● **INSTRUCTIONS FOR THE TASK**
Locate the word "title" in the data below, then copy every line that holds it.

-- BEGIN TASK INPUT --

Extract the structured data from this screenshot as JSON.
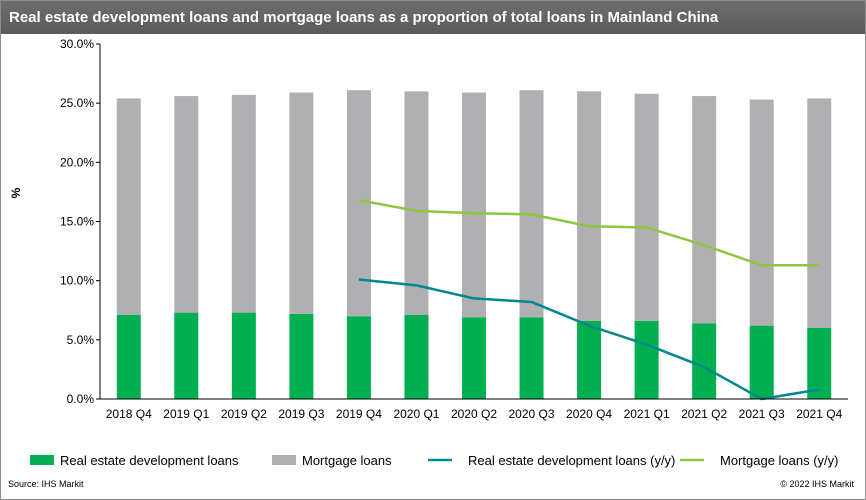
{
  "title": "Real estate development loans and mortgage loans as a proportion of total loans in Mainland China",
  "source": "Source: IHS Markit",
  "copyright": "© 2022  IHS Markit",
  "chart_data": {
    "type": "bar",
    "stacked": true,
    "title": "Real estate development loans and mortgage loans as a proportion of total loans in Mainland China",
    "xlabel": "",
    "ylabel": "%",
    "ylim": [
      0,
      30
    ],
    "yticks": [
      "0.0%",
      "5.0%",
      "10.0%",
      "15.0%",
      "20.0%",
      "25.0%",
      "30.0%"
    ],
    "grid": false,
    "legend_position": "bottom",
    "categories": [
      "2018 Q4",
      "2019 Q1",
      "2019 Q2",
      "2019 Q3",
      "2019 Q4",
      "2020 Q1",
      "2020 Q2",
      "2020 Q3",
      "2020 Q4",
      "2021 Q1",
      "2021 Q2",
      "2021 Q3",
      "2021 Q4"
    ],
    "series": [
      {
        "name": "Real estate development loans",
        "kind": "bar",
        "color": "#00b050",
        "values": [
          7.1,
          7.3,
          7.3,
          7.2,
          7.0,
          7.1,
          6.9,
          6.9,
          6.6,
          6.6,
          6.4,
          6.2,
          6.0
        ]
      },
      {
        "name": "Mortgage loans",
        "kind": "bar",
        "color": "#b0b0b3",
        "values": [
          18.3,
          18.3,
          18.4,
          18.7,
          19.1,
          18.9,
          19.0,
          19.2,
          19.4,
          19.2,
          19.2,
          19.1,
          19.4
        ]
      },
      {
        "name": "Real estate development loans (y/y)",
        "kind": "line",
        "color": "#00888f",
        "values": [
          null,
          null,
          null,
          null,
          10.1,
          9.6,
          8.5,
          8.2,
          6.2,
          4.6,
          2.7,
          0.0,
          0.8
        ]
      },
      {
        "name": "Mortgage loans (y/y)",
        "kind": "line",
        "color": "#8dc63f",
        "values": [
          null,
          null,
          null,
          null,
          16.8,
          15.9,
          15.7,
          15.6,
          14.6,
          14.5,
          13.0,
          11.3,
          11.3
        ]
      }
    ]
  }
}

-- END TASK INPUT --

● **FULL OUTPUT**
  "title": "Real estate development loans and mortgage loans as a proportion of total loans in Mainland China",
    "title": "Real estate development loans and mortgage loans as a proportion of total loans in Mainland China",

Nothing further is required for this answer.